## Written instruction 1
Answer these questions about the McClurg biography:
(a) At which law school does McClurg hold the Herbert Herff Chair of Excellence in Law?
(b) Which judge did he serve as a law clerk?
(c) In what year did he join the founding faculty at the Florida International University College of Law?
## Written instruction 2
Pick up the McClurg biography after its final sentence and keep writing.
++++ Passage
Andrew Jay McClurg (born October 15, 1954) is a professor of law holding the Herbert Herff Chair of Excellence in Law at the University of Memphis Cecil C. Humphreys School of Law, specializing in torts, products liability, privacy law, and firearms policy. Although he has published numerous academic works, he is also known as a legal humorist, having written two legal humor books, as well as a monthly legal humor column in the American Bar Association Journal that ran for more than four years.  He is also the creator of Lawhaha.com, a legal humor website.

Career
McClurg received his Bachelor of Science and Juris Doctor from the University of Florida, where he was a member of the Florida Law Review and graduated Order of the Coif. He then served as a law clerk to U.S. District Judge Charles R. Scott (M.D. Fla.). After working for several years as a litigator, McClurg began his academic career at the University of Arkansas at Little Rock, where he eventually became the Nadine H. Baum Distinguished Professor of Law.  He also taught as a visiting law professor at Wake Forest University, the University of Colorado, and Golden Gate University. In 2002, he became a member of the founding faculty at the Florida International University College of Law.  In 2006, he accepted the Herff Chair at the University of Memphis.
++++++++
++++ Extracted information
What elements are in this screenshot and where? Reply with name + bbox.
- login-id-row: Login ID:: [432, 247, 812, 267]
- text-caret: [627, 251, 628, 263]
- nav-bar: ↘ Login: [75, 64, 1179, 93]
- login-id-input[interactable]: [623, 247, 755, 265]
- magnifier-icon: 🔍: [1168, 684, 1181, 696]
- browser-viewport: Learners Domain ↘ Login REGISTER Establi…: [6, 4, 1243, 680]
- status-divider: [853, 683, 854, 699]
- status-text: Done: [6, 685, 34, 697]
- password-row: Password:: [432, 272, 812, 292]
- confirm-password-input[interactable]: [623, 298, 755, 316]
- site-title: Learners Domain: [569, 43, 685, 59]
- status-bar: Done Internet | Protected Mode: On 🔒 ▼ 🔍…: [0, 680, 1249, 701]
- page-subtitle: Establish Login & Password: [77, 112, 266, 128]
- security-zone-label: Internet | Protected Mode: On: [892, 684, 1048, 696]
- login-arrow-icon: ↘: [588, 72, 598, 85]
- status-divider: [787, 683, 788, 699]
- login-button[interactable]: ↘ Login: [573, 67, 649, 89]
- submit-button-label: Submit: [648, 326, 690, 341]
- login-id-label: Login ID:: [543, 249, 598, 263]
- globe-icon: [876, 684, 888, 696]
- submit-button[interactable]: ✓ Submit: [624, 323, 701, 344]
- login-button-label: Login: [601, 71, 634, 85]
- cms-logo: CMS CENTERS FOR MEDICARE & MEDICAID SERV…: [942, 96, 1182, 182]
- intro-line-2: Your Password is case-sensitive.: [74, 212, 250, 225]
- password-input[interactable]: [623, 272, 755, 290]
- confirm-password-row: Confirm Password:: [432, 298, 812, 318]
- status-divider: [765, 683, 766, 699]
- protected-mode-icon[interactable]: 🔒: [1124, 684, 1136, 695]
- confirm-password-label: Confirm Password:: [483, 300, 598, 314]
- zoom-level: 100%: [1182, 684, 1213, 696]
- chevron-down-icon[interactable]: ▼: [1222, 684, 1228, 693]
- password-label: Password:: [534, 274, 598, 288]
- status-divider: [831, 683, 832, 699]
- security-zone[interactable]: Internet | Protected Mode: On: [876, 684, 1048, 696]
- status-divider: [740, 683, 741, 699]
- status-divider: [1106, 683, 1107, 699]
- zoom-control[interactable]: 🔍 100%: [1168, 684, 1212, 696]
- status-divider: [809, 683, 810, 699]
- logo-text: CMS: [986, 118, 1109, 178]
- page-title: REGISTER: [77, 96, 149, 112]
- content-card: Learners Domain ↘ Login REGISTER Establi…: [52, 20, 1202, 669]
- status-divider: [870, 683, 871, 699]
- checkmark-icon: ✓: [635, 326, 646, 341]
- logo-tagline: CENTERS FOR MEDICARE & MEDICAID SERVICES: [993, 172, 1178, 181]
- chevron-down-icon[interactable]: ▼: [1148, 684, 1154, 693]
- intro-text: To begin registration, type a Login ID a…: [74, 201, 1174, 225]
++++++++
## Output 1
(a) The University of Memphis Cecil C. Humphreys School of Law
(b) U.S. District Judge Charles R. Scott (M.D. Fla.)
(c) 2002

## Output 2
McClurg has received several awards for both teaching and research. His teaching awards include the University of Memphis's 2009-10 Distinguished Teaching Award and 2009 Excellence in Legal Education Award, as well as five other teaching awards (including four Teacher of the Year awards). He has received three law school excellence awards for research, most recently the 2017 Farris Bobango Award for Faculty Scholarship.

Publications
McClurg's published literature comprises seven books, including the popular law school prep book, 1L of a Ride: A Well-Traveled Professor's Roadmap to Success in the First Year of Law School. He has published twenty-seven law review articles, including those at Northwestern University, Boston University, the University of Notre Dame, University of North Carolina at Chapel Hill, American University, Cincinnati, Colorado, Oregon, UC Davis, UC Hastings, Temple, Connecticut, and Wake Forest; and roughly seventy-five other articles.

Books
The Law School Trip (the insider's guide to law school) (Trafford 2001). 
Gun Control and Gun Rights (New York University Press 2002) (with David Kopel and Brannon Denning). 
Amicus Curiae: An Anthology of Legal Humor (Carolina Academic Press 2003) (with Robert M. Jarvis and Thomas E. Baker). 
Practical Global Tort Litigation: United States, Germany, and Argentina (Carolina Academic Press 2007) (with Adem Koyuncu and Luis Sprovieri) 
The "Companion Text" to Law School: Understanding and Surviving Life with a Law Student (West Academic Publishing 2012).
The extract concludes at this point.